■ Goal of the exercise
In the rows below, please give the stretch from the line containing "- status-left: 12:03 ▲ ◘ ⌔: [28, 12, 138, 33]" through the line containing "- battery-percent: 100%: [449, 11, 496, 32]" as a Markdown table with the columns No. and Line. Number each line and leave out blank lines.

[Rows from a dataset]
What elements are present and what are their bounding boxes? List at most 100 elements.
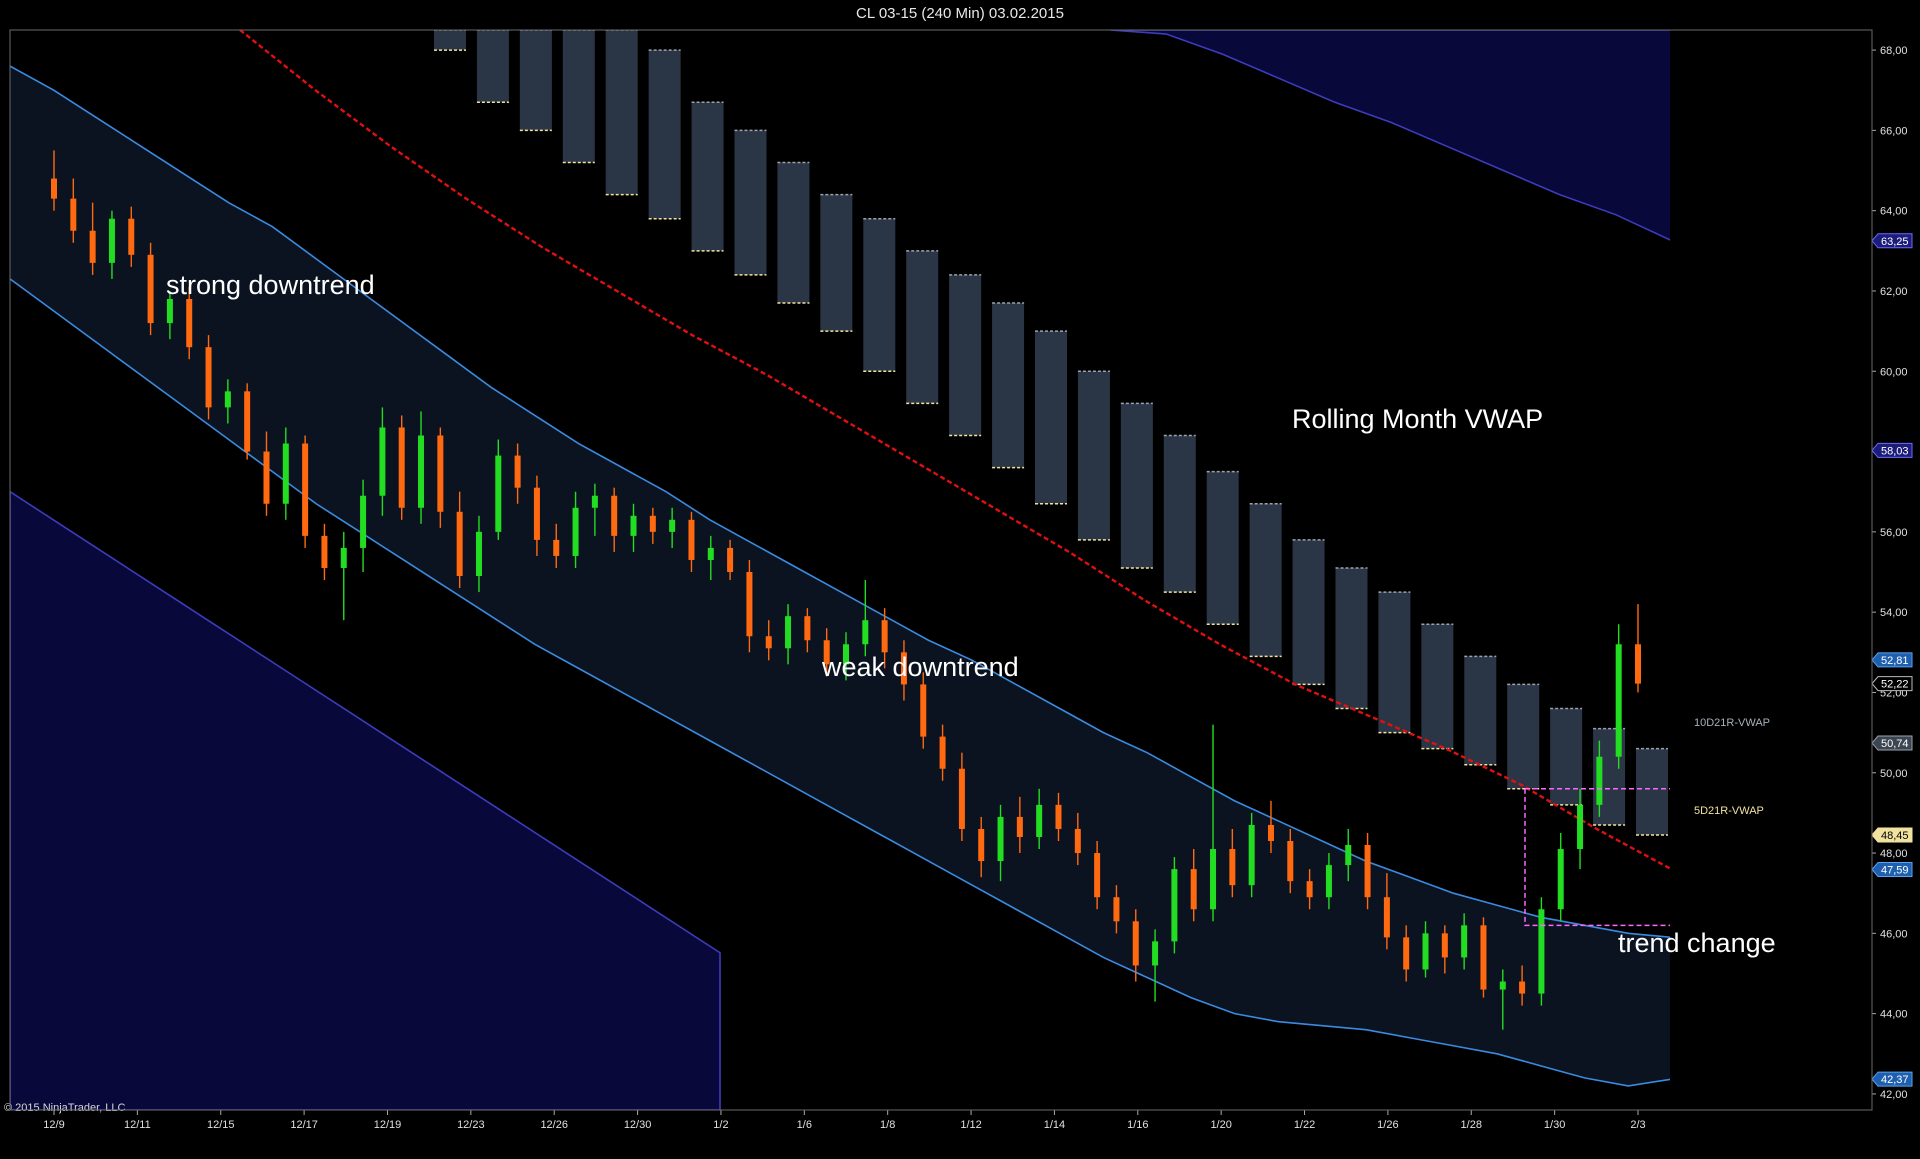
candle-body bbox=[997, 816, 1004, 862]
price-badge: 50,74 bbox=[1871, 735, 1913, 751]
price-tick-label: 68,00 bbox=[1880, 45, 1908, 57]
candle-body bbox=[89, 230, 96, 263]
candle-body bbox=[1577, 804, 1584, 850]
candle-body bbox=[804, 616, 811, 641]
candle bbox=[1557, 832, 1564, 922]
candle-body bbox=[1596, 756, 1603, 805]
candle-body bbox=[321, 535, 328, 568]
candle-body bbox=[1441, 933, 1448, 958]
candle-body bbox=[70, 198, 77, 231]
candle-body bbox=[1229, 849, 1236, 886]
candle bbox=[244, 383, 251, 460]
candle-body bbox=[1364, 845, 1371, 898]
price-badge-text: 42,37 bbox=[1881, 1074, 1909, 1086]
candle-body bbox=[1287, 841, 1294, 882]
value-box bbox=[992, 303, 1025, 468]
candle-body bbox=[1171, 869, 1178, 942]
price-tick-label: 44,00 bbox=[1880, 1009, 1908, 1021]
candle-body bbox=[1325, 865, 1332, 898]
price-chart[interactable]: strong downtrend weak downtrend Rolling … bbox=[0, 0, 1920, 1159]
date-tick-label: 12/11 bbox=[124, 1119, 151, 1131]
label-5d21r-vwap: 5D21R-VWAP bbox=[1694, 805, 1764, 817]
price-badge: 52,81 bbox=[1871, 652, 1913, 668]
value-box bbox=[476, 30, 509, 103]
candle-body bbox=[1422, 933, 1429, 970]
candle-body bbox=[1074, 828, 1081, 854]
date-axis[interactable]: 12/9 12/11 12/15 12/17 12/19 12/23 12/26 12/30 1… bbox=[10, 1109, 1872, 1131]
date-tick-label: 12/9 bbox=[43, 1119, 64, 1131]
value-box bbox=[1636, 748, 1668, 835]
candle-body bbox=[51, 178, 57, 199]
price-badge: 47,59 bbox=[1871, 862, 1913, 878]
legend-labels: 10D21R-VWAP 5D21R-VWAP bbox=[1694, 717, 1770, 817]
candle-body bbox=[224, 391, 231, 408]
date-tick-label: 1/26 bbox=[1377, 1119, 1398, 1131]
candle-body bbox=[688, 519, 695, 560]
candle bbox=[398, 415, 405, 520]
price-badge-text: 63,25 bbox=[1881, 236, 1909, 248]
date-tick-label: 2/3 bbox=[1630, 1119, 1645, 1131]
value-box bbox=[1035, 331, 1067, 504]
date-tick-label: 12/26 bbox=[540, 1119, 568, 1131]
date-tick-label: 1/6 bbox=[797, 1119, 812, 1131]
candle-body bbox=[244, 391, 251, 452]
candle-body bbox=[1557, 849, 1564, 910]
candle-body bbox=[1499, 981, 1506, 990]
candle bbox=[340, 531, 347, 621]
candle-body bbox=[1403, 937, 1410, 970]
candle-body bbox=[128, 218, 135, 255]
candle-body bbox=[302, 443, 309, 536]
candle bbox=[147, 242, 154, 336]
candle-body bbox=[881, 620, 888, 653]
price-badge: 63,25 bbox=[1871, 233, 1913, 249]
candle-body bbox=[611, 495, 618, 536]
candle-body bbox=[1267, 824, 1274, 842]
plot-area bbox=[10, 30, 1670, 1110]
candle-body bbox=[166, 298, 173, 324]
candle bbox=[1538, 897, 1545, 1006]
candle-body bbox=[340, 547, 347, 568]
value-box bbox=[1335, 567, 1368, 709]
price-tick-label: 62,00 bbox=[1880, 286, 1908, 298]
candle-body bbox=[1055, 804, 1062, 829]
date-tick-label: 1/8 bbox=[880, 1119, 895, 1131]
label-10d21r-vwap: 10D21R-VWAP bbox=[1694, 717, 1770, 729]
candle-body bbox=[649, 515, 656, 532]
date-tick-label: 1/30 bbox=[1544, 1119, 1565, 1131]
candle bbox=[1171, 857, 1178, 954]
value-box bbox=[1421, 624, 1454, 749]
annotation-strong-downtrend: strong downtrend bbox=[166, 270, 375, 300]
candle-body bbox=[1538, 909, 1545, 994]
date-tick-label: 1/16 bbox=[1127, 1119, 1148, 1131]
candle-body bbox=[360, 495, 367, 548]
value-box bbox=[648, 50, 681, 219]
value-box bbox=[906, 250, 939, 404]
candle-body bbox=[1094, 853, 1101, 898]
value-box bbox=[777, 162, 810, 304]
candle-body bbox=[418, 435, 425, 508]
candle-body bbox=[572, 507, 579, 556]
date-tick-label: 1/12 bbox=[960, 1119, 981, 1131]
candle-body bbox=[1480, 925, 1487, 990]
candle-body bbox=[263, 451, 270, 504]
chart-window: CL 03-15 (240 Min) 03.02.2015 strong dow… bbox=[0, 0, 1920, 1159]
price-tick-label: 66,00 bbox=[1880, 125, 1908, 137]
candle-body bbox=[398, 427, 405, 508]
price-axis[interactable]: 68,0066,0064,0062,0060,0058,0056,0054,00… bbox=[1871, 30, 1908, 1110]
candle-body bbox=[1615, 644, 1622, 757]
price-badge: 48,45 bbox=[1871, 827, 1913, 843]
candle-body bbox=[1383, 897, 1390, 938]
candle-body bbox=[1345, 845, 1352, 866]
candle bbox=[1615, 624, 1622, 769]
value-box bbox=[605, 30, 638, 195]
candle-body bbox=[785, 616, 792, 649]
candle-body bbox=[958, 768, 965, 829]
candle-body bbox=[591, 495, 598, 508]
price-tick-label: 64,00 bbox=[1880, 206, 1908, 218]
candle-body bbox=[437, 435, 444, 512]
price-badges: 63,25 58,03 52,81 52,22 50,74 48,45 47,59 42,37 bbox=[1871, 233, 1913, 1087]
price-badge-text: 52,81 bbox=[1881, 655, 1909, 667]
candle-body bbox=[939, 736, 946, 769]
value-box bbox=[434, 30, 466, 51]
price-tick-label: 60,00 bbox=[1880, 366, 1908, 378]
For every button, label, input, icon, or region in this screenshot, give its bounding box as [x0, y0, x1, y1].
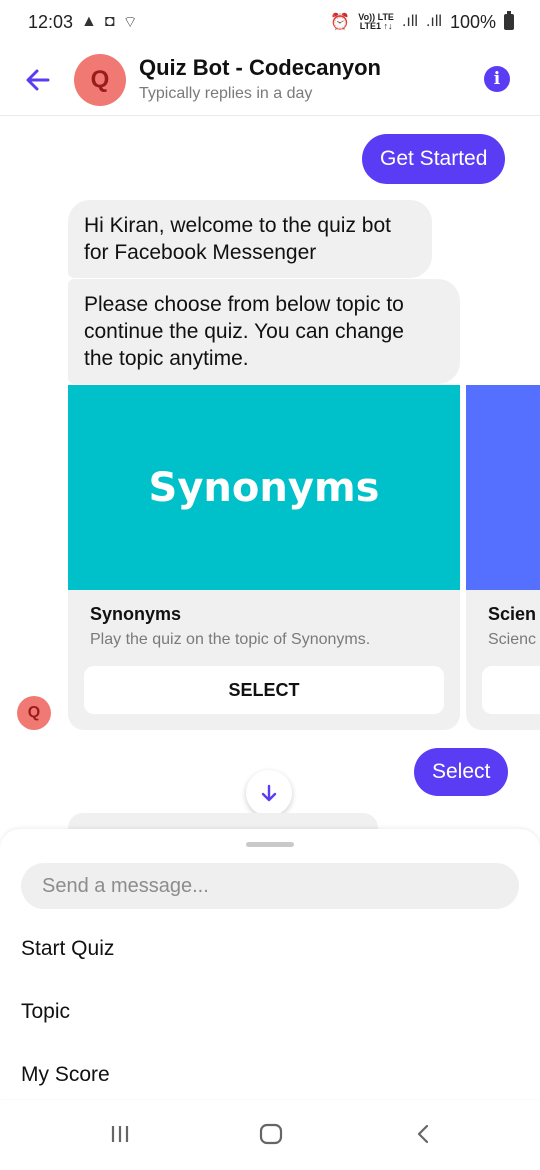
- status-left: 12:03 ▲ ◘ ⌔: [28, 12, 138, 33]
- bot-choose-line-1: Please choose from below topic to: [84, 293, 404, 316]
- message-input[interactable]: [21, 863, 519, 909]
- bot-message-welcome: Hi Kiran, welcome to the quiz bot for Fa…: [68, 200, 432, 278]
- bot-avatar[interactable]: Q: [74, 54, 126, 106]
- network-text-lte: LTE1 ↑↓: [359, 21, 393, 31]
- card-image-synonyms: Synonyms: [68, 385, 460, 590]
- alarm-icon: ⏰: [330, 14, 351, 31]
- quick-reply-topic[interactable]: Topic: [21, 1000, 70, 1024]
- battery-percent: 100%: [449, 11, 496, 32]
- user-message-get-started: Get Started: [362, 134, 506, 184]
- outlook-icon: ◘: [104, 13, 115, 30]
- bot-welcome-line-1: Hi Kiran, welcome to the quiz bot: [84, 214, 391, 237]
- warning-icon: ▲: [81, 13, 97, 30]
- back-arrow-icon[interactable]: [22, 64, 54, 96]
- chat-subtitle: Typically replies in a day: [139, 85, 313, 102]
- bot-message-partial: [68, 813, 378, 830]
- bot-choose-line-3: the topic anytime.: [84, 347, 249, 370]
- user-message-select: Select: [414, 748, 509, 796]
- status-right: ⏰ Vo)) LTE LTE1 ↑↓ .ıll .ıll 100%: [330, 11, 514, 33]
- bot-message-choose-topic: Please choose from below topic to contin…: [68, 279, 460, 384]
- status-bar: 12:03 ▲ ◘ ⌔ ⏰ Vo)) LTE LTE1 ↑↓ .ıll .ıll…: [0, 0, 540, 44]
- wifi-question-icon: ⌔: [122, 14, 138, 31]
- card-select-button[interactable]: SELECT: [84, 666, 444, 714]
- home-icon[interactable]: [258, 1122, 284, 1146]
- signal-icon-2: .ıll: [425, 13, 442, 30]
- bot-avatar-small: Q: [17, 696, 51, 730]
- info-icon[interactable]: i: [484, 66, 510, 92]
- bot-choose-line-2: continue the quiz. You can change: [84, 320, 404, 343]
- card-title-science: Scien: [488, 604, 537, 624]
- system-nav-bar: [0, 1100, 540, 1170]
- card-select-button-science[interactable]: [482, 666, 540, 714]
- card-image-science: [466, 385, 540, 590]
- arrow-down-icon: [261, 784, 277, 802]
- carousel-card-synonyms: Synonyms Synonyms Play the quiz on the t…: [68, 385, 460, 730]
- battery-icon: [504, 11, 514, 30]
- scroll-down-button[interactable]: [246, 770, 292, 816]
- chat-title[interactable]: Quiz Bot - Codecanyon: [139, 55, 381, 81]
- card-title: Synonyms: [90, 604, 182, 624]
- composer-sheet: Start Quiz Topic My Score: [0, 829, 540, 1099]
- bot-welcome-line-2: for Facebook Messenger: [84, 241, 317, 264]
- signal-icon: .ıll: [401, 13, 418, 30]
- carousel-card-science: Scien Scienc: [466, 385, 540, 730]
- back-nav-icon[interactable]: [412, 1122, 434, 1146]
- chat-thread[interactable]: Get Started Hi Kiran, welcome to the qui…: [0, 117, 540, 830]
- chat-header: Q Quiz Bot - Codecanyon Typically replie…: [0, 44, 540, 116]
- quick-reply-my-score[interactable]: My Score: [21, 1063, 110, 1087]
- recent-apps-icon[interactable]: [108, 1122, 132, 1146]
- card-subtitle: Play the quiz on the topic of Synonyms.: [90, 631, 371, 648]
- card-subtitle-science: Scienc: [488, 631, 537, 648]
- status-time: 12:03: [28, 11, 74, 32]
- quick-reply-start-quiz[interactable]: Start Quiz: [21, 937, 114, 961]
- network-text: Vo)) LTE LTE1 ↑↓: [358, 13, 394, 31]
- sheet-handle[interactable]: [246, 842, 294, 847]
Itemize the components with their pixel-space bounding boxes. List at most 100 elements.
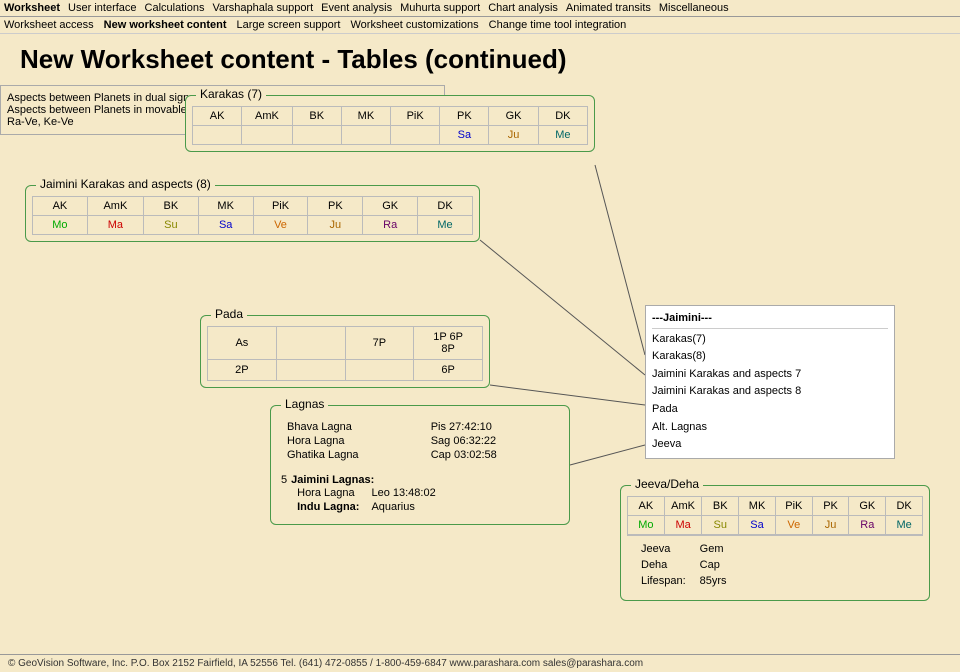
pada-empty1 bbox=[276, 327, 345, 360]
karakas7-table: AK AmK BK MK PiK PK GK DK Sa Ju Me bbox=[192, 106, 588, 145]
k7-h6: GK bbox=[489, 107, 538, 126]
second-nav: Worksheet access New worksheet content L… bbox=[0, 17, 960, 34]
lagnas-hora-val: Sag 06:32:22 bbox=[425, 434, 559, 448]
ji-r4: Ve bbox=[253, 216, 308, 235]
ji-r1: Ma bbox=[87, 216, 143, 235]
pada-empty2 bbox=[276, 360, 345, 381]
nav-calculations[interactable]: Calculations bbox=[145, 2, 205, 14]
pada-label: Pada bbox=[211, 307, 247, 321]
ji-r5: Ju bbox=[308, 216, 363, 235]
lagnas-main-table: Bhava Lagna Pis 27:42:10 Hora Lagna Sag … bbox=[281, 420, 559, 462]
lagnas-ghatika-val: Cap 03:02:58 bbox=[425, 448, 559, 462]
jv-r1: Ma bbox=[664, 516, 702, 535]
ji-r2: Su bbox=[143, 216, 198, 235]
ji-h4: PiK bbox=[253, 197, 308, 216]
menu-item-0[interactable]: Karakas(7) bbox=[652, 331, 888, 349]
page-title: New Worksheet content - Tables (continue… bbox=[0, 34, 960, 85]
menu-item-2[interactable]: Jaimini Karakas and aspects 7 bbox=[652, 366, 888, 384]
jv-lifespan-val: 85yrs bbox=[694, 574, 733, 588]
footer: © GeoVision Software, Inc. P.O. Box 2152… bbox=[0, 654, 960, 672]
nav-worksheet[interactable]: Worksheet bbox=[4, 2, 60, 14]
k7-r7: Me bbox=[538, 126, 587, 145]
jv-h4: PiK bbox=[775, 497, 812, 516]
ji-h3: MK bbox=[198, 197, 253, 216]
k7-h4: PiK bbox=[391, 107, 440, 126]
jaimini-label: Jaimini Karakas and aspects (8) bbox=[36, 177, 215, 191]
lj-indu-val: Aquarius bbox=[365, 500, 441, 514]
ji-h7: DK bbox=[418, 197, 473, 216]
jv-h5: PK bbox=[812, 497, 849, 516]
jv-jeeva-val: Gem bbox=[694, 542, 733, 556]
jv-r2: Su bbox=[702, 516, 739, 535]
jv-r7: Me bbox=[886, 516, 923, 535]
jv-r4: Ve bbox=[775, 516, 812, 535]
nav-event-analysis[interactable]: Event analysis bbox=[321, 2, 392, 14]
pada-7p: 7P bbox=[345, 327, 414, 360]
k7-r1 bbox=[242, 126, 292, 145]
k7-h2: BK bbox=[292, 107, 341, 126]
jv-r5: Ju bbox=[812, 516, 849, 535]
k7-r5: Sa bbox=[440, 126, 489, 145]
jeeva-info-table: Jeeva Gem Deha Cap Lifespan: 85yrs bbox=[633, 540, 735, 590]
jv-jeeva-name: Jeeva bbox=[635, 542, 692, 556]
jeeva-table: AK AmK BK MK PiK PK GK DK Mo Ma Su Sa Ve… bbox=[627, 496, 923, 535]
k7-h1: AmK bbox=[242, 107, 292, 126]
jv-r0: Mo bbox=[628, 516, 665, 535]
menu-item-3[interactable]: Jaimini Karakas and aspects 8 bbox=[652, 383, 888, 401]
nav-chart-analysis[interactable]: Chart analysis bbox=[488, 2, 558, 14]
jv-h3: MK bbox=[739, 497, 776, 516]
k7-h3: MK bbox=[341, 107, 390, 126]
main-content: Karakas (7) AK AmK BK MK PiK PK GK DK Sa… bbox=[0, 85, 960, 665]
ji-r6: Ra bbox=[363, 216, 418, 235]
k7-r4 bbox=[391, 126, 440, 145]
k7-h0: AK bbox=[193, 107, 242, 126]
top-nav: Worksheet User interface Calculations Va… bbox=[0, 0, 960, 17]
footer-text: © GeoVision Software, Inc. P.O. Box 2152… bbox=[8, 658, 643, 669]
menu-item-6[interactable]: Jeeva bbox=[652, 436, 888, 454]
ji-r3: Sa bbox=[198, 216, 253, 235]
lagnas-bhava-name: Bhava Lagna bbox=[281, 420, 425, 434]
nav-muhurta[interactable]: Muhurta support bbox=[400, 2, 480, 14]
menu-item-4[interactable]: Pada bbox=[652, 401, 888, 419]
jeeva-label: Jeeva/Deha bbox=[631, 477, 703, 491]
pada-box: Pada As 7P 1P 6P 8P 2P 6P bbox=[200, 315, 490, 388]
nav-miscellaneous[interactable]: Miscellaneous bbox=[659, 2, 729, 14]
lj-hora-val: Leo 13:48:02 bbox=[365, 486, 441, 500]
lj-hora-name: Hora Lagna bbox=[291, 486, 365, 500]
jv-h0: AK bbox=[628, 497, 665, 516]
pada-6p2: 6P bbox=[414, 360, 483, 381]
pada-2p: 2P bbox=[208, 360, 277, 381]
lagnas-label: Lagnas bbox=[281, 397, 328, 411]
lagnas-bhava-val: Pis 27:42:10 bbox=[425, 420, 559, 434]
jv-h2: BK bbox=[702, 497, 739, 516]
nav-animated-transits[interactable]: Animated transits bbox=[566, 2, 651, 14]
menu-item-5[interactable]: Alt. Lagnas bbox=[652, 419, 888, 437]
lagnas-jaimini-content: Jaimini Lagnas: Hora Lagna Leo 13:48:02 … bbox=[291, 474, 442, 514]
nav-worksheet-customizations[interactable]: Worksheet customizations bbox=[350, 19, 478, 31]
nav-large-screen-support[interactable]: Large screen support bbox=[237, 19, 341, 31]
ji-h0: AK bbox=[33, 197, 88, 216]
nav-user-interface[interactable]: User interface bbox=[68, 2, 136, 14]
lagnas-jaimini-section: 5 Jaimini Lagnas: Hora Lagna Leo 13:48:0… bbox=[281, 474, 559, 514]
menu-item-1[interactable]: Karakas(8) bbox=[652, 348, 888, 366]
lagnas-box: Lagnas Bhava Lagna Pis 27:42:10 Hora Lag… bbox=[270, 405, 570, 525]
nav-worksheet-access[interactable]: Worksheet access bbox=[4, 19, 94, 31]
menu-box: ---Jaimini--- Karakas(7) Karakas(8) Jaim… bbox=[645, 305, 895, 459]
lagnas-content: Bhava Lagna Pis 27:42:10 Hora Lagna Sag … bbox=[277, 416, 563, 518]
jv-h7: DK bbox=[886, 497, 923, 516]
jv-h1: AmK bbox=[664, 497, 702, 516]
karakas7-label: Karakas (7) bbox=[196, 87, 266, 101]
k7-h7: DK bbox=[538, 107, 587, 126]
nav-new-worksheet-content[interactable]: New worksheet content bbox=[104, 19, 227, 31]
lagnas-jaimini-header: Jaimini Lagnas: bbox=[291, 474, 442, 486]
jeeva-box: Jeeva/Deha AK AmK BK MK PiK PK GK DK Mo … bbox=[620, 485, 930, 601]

■ Output of the exercise
| No. | Line |
|---|---|
| 1 | - status-left: 12:03 ▲ ◘ ⌔: [28, 12, 138, 33] |
| 2 | - bot-choose-line-1: Please choose from below topic to: [84, 293, 404, 316] |
| 3 | - message-input[interactable]: [21, 863, 519, 909] |
| 4 | - bot-message-welcome: Hi Kiran, welcome to the quiz bot for Fa…: [68, 200, 432, 278] |
| 5 | - bot-avatar[interactable]: Q: [74, 54, 126, 106] |
| 6 | - network-text-lte: LTE1 ↑↓: [359, 21, 393, 31] |
| 7 | - card-image-synonyms: Synonyms: [68, 385, 460, 590] |
| 8 | - alarm-icon: ⏰: [330, 14, 351, 31] |
| 9 | - quick-reply-topic[interactable]: Topic: [21, 1000, 70, 1024] |
| 10 | - battery-percent: 100%: [449, 11, 496, 32] |